____ Records
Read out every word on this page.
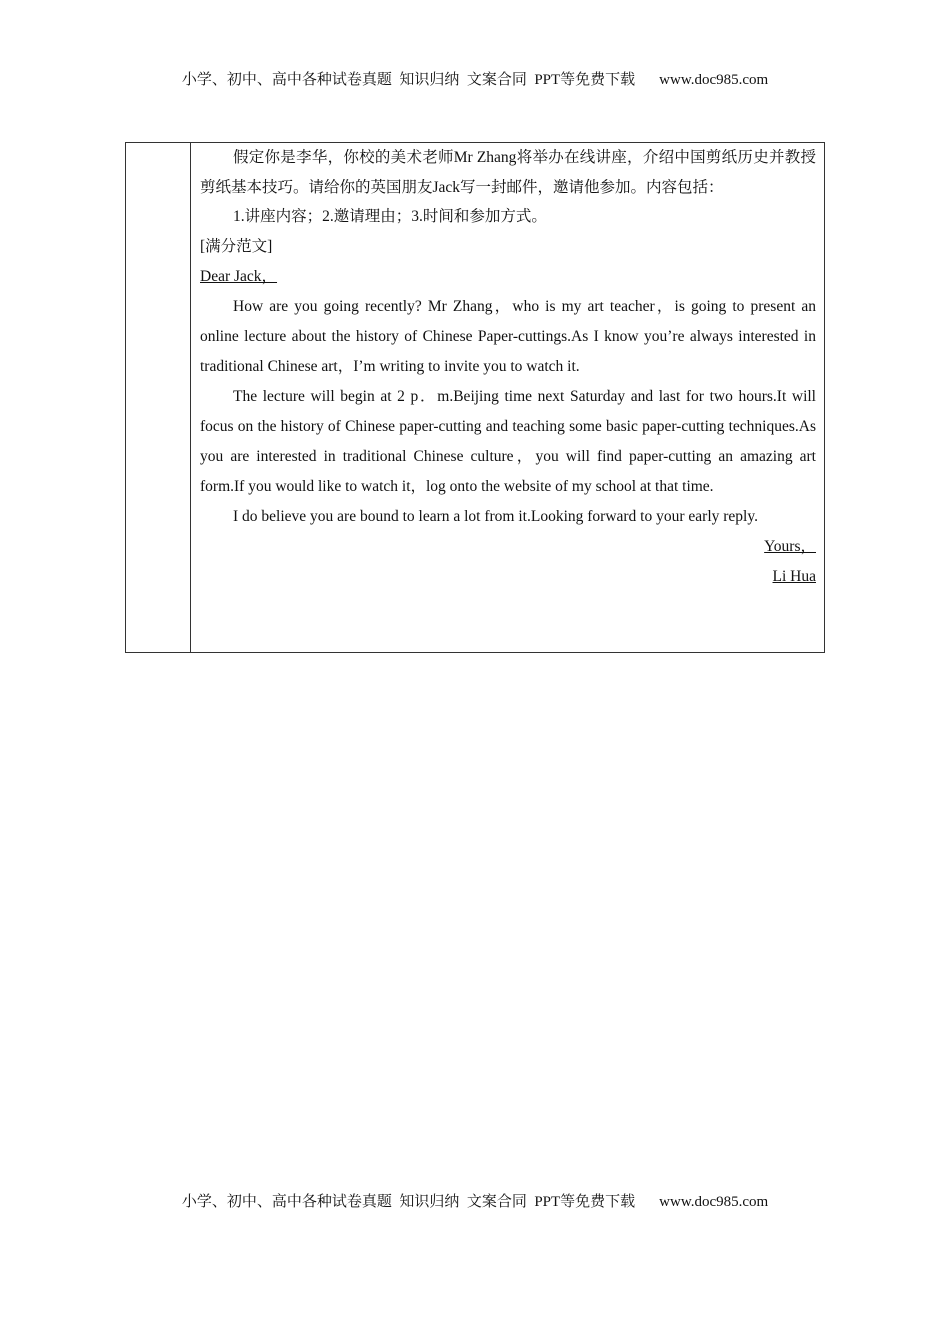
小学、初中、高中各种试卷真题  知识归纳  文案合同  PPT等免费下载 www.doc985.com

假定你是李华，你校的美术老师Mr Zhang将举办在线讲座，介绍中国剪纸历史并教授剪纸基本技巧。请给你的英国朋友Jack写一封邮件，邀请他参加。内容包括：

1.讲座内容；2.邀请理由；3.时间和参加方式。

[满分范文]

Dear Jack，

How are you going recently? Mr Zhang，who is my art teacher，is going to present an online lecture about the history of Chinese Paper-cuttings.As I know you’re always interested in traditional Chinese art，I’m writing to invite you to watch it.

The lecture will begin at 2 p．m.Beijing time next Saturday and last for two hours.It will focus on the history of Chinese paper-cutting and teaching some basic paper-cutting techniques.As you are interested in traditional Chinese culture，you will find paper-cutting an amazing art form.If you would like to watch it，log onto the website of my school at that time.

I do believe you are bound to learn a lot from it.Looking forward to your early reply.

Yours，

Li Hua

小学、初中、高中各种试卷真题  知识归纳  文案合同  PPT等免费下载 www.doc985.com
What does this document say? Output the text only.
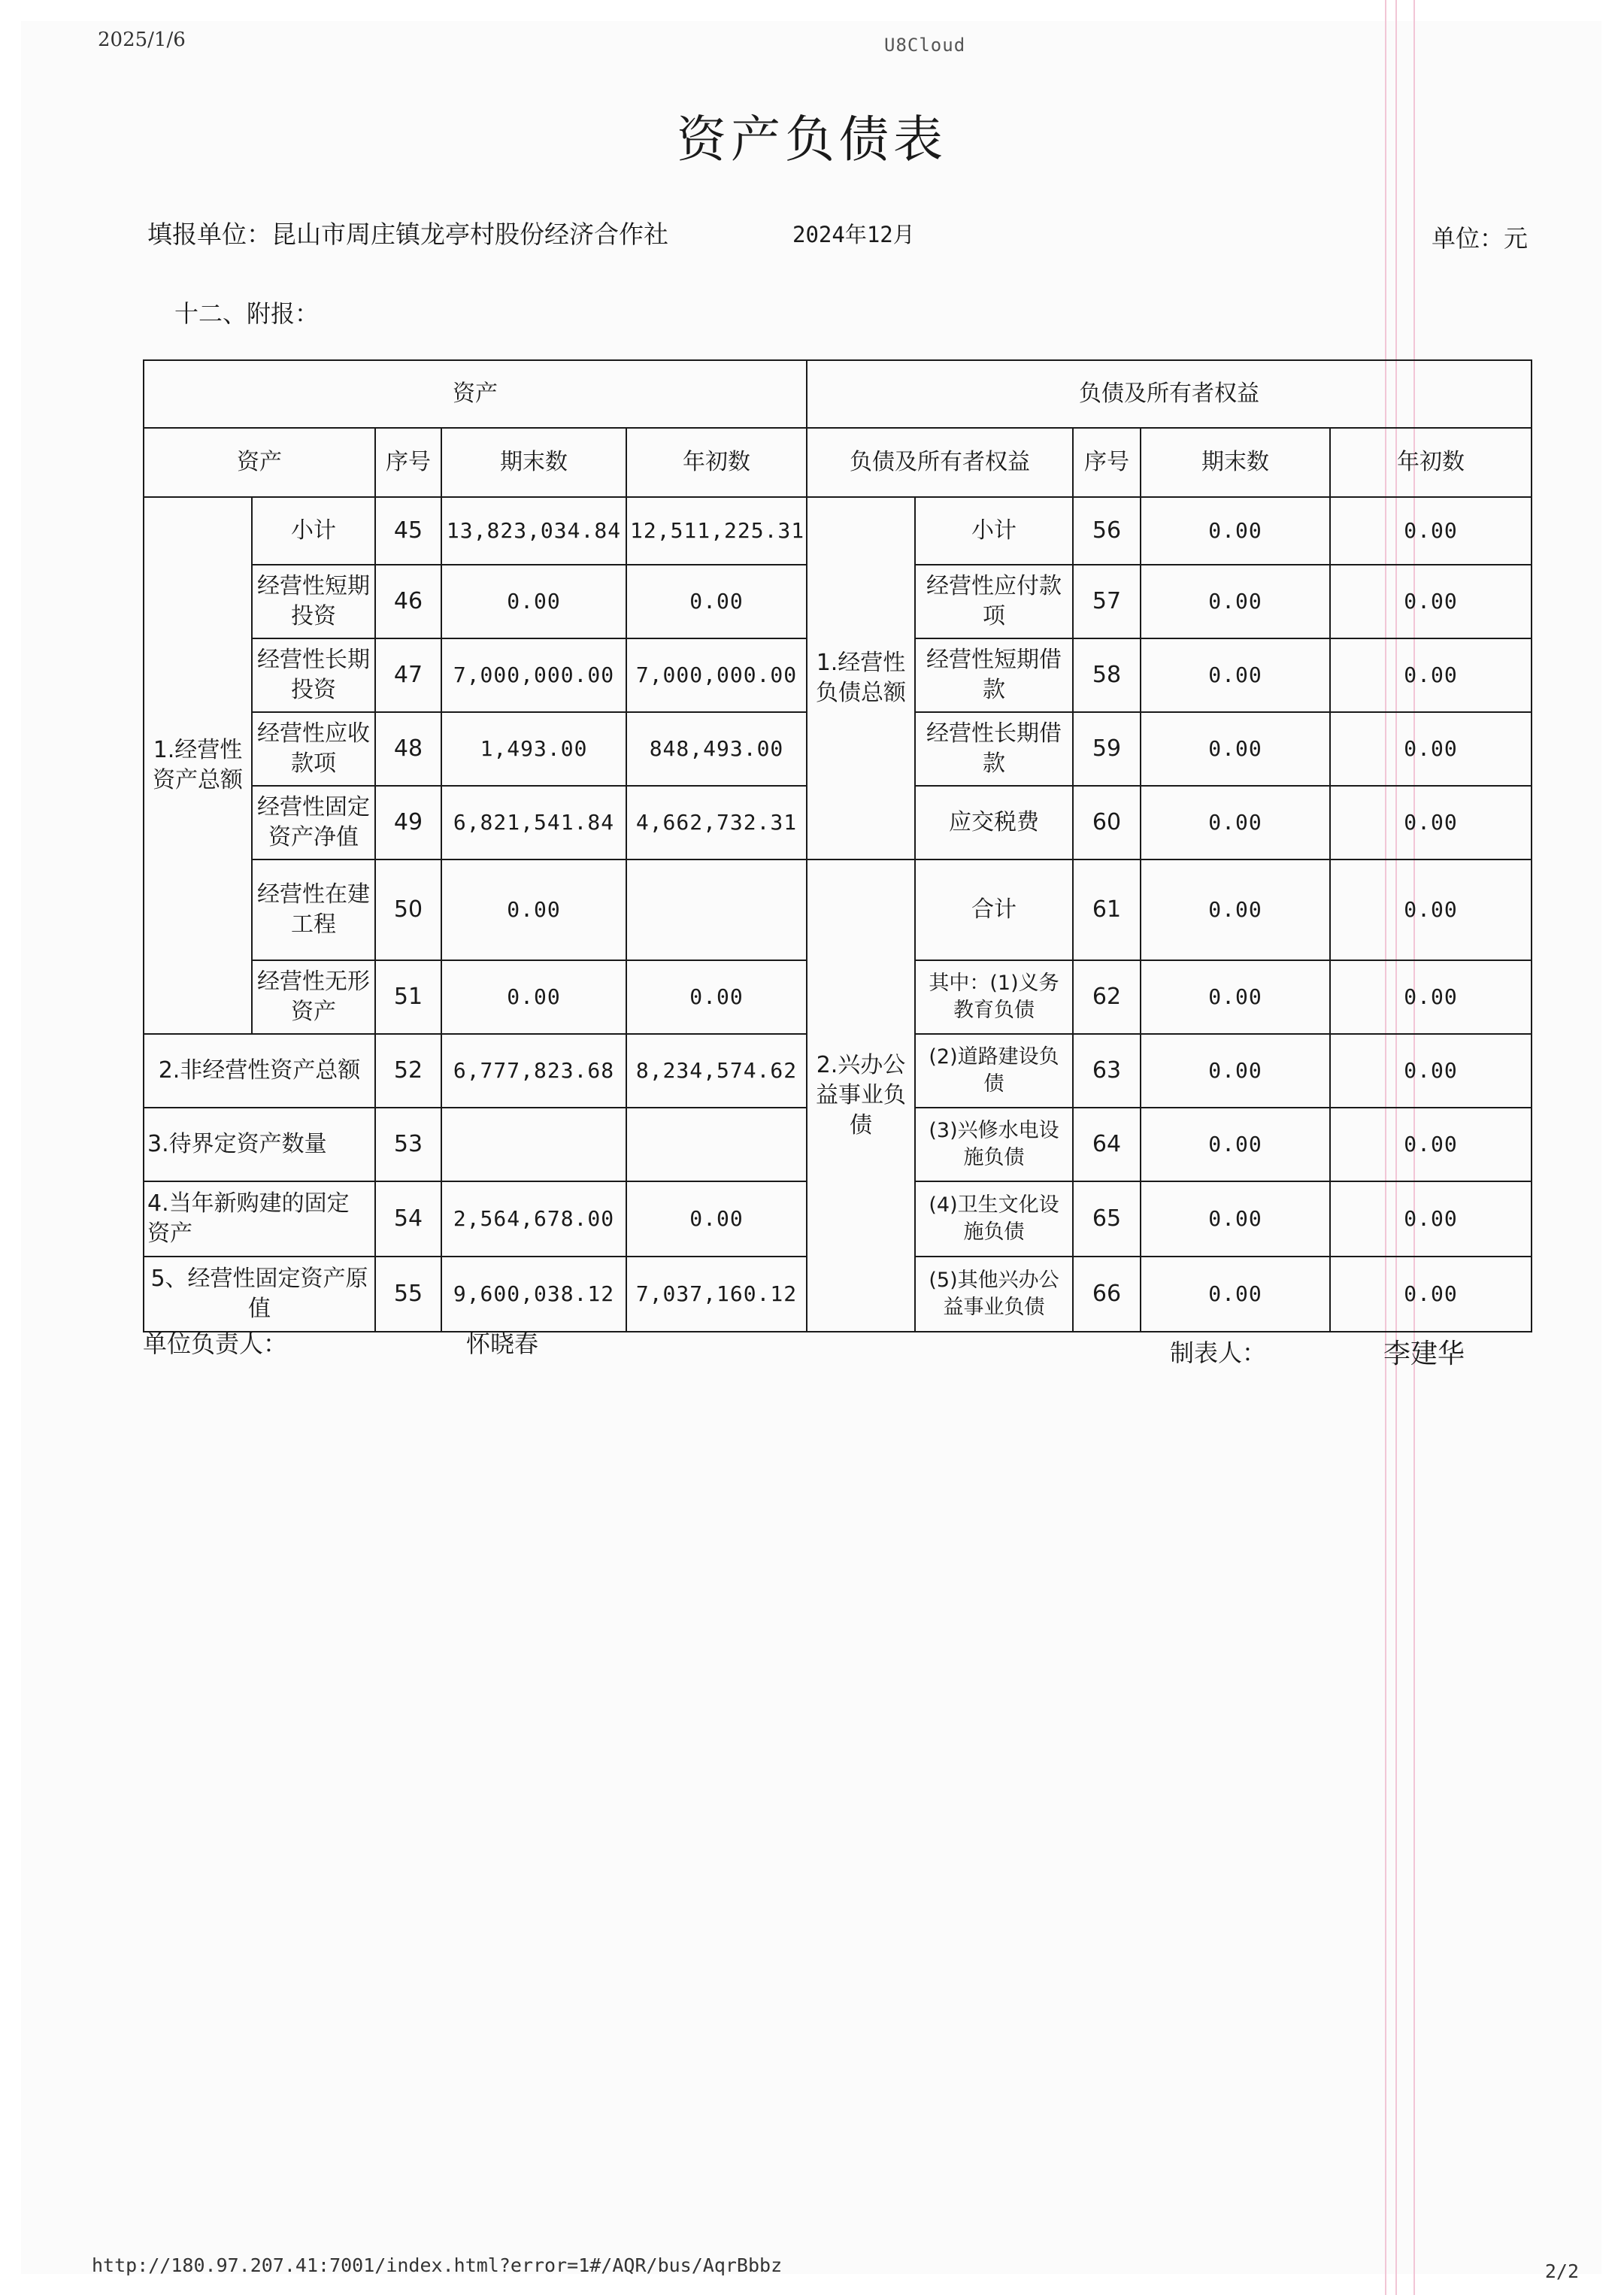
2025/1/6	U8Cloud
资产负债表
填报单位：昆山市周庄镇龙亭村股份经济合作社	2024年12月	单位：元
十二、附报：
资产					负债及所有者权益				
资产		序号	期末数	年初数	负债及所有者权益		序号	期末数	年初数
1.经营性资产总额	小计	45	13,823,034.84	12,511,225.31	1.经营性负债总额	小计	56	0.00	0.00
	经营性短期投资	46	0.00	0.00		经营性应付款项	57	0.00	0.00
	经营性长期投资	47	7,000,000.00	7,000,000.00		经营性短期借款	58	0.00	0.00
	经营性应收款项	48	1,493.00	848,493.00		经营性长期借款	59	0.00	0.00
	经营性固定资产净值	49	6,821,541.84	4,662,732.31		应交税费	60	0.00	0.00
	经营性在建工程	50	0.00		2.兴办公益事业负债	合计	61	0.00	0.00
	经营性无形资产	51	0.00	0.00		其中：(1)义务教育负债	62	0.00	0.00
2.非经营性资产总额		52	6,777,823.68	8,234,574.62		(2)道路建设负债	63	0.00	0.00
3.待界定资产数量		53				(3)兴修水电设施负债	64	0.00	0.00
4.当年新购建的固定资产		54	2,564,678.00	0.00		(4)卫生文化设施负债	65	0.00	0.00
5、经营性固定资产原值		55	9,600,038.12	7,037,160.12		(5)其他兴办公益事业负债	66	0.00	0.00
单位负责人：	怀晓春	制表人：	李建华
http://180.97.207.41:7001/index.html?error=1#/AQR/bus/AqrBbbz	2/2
________
:: Written problem ::
Images must not appear in the copy; reproduce everything else in the records verbatim.

:: Written answer ::
Read out every word on this page.
小学、初中、高中各种试卷真题  知识归纳  文案合同  PPT等免费下载 www.doc985.com

假定你是李华，你校的美术老师Mr Zhang将举办在线讲座，介绍中国剪纸历史并教授剪纸基本技巧。请给你的英国朋友Jack写一封邮件，邀请他参加。内容包括：

1.讲座内容；2.邀请理由；3.时间和参加方式。

[满分范文]

Dear Jack，

How are you going recently? Mr Zhang，who is my art teacher，is going to present an online lecture about the history of Chinese Paper-cuttings.As I know you’re always interested in traditional Chinese art，I’m writing to invite you to watch it.

The lecture will begin at 2 p．m.Beijing time next Saturday and last for two hours.It will focus on the history of Chinese paper-cutting and teaching some basic paper-cutting techniques.As you are interested in traditional Chinese culture，you will find paper-cutting an amazing art form.If you would like to watch it，log onto the website of my school at that time.

I do believe you are bound to learn a lot from it.Looking forward to your early reply.

Yours，

Li Hua

小学、初中、高中各种试卷真题  知识归纳  文案合同  PPT等免费下载 www.doc985.com
What does this document say? Output the text only.
2025/1/6	U8Cloud
资产负债表
填报单位：昆山市周庄镇龙亭村股份经济合作社	2024年12月	单位：元
十二、附报：
资产					负债及所有者权益				
资产		序号	期末数	年初数	负债及所有者权益		序号	期末数	年初数
1.经营性资产总额	小计	45	13,823,034.84	12,511,225.31	1.经营性负债总额	小计	56	0.00	0.00
	经营性短期投资	46	0.00	0.00		经营性应付款项	57	0.00	0.00
	经营性长期投资	47	7,000,000.00	7,000,000.00		经营性短期借款	58	0.00	0.00
	经营性应收款项	48	1,493.00	848,493.00		经营性长期借款	59	0.00	0.00
	经营性固定资产净值	49	6,821,541.84	4,662,732.31		应交税费	60	0.00	0.00
	经营性在建工程	50	0.00		2.兴办公益事业负债	合计	61	0.00	0.00
	经营性无形资产	51	0.00	0.00		其中：(1)义务教育负债	62	0.00	0.00
2.非经营性资产总额		52	6,777,823.68	8,234,574.62		(2)道路建设负债	63	0.00	0.00
3.待界定资产数量		53				(3)兴修水电设施负债	64	0.00	0.00
4.当年新购建的固定资产		54	2,564,678.00	0.00		(4)卫生文化设施负债	65	0.00	0.00
5、经营性固定资产原值		55	9,600,038.12	7,037,160.12		(5)其他兴办公益事业负债	66	0.00	0.00
单位负责人：	怀晓春	制表人：	李建华
http://180.97.207.41:7001/index.html?error=1#/AQR/bus/AqrBbbz	2/2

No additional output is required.